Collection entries
──────

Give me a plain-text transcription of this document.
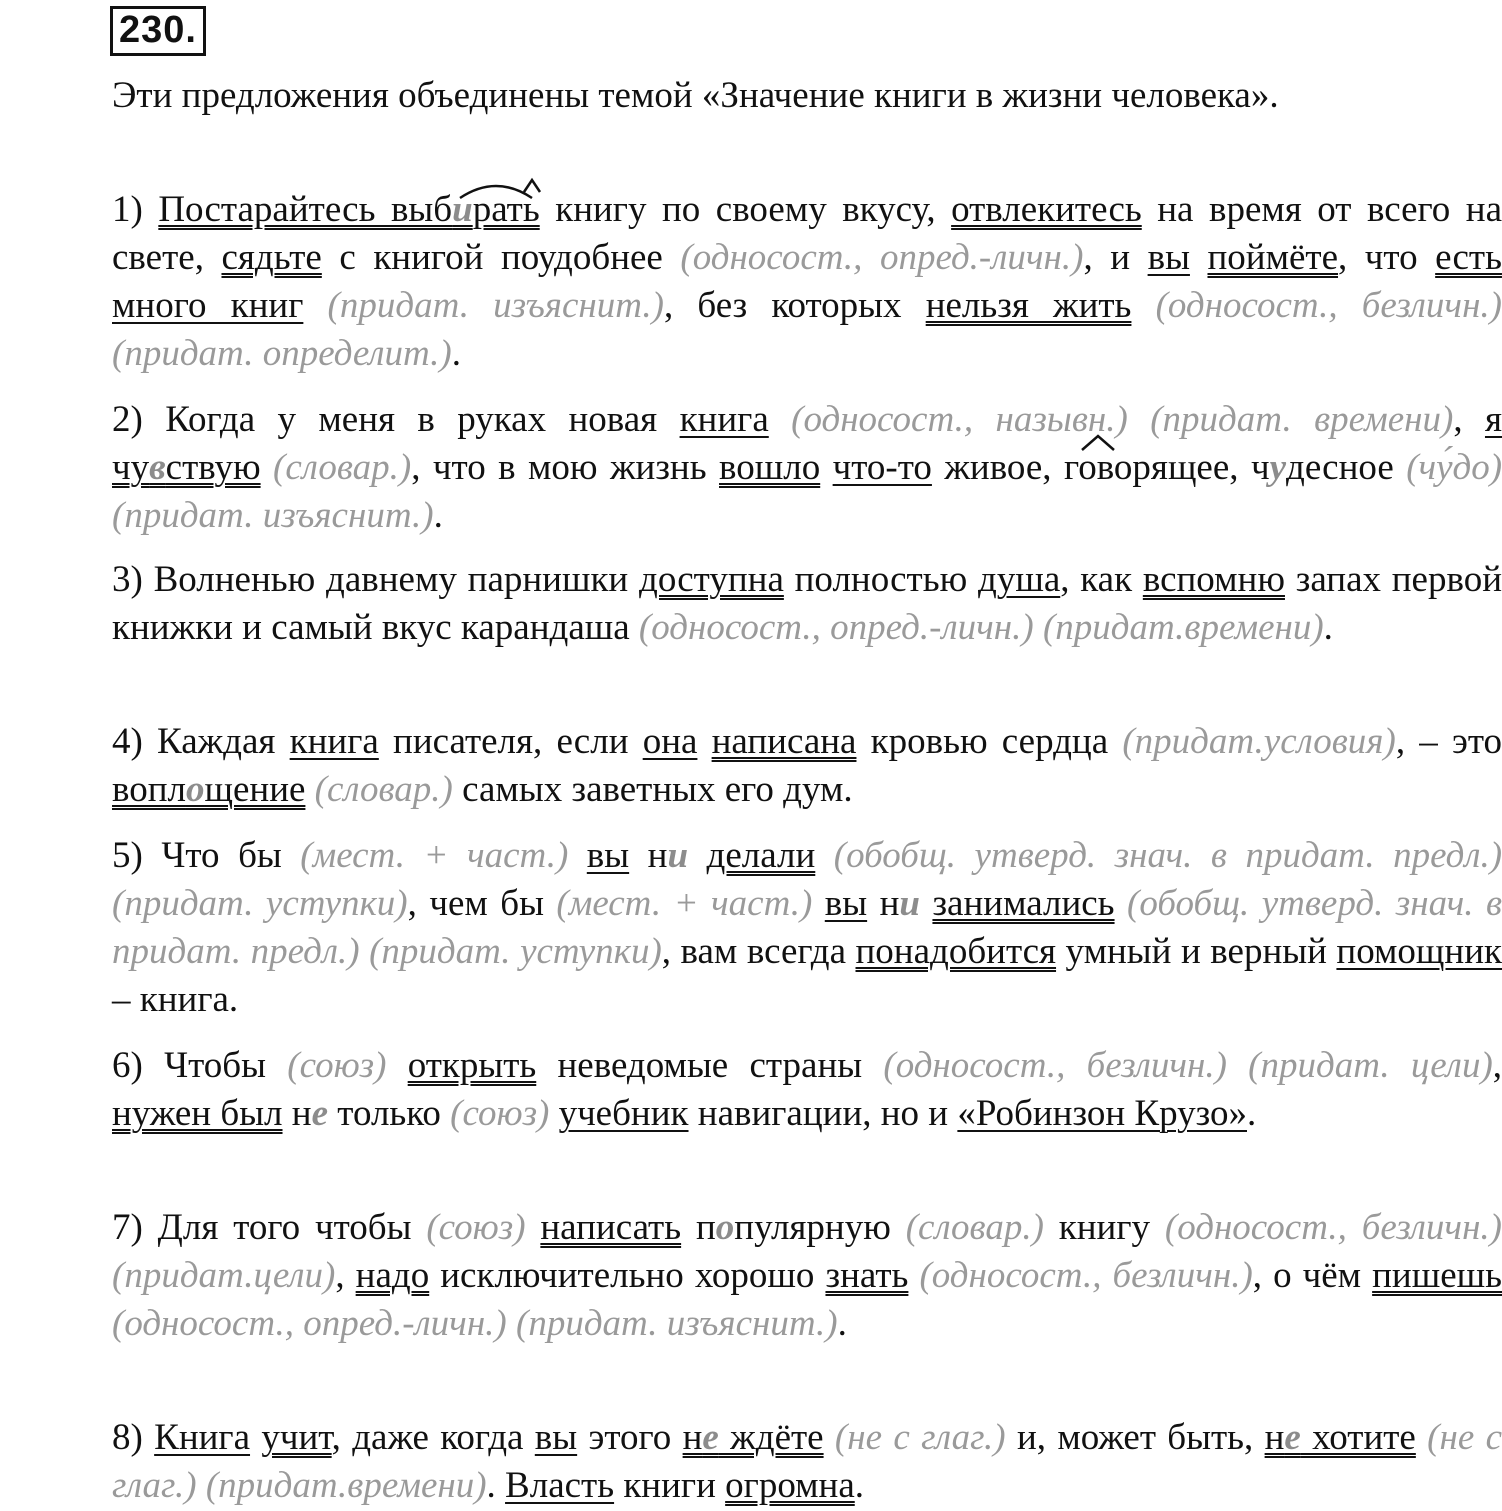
230.
Эти предложения объединены темой «Значение книги в жизни человека».
1) Постарайтесь выбирать книгу по своему вкусу, отвлекитесь на время от всего на свете, сядьте с книгой поудобнее (односост., опред.-личн.), и вы поймёте, что есть много книг (придат. изъяснит.), без которых нельзя жить (односост., безличн.) (придат. определит.).
2) Когда у меня в руках новая книга (односост., назывн.) (придат. времени), я чувствую (словар.), что в мою жизнь вошло что-то живое, говорящее, чудесное (чу́до) (придат. изъяснит.).
3) Волненью давнему парнишки доступна полностью душа, как вспомню запах первой книжки и самый вкус карандаша (односост., опред.-личн.) (придат.времени).
4) Каждая книга писателя, если она написана кровью сердца (придат.условия), – это воплощение (словар.) самых заветных его дум.
5) Что бы (мест. + част.) вы ни делали (обобщ. утверд. знач. в придат. предл.) (придат. уступки), чем бы (мест. + част.) вы ни занимались (обобщ. утверд. знач. в придат. предл.) (придат. уступки), вам всегда понадобится умный и верный помощник – книга.
6) Чтобы (союз) открыть неведомые страны (односост., безличн.) (придат. цели), нужен был не только (союз) учебник навигации, но и «Робинзон Крузо».
7) Для того чтобы (союз) написать популярную (словар.) книгу (односост., безличн.) (придат.цели), надо исключительно хорошо знать (односост., безличн.), о чём пишешь (односост., опред.-личн.) (придат. изъяснит.).
8) Книга учит, даже когда вы этого не ждёте (не с глаг.) и, может быть, не хотите (не с глаг.) (придат.времени). Власть книги огромна.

──────

REQUIREMENT ▸ Transcribe all entries above exactly. Drop the pictures.

ANSWER TO THIS EXERCISE ▸
Give me a plain-text transcription of this document.
230.
Эти предложения объединены темой «Значение книги в жизни человека».
1) Постарайтесь выбирать книгу по своему вкусу, отвлекитесь на время от всего на свете, сядьте с книгой поудобнее (односост., опред.-личн.), и вы поймёте, что есть много книг (придат. изъяснит.), без которых нельзя жить (односост., безличн.) (придат. определит.).
2) Когда у меня в руках новая книга (односост., назывн.) (придат. времени), я чувствую (словар.), что в мою жизнь вошло что-то живое, говорящее, чудесное (чу́до) (придат. изъяснит.).
3) Волненью давнему парнишки доступна полностью душа, как вспомню запах первой книжки и самый вкус карандаша (односост., опред.-личн.) (придат.времени).
4) Каждая книга писателя, если она написана кровью сердца (придат.условия), – это воплощение (словар.) самых заветных его дум.
5) Что бы (мест. + част.) вы ни делали (обобщ. утверд. знач. в придат. предл.) (придат. уступки), чем бы (мест. + част.) вы ни занимались (обобщ. утверд. знач. в придат. предл.) (придат. уступки), вам всегда понадобится умный и верный помощник – книга.
6) Чтобы (союз) открыть неведомые страны (односост., безличн.) (придат. цели), нужен был не только (союз) учебник навигации, но и «Робинзон Крузо».
7) Для того чтобы (союз) написать популярную (словар.) книгу (односост., безличн.) (придат.цели), надо исключительно хорошо знать (односост., безличн.), о чём пишешь (односост., опред.-личн.) (придат. изъяснит.).
8) Книга учит, даже когда вы этого не ждёте (не с глаг.) и, может быть, не хотите (не с глаг.) (придат.времени). Власть книги огромна.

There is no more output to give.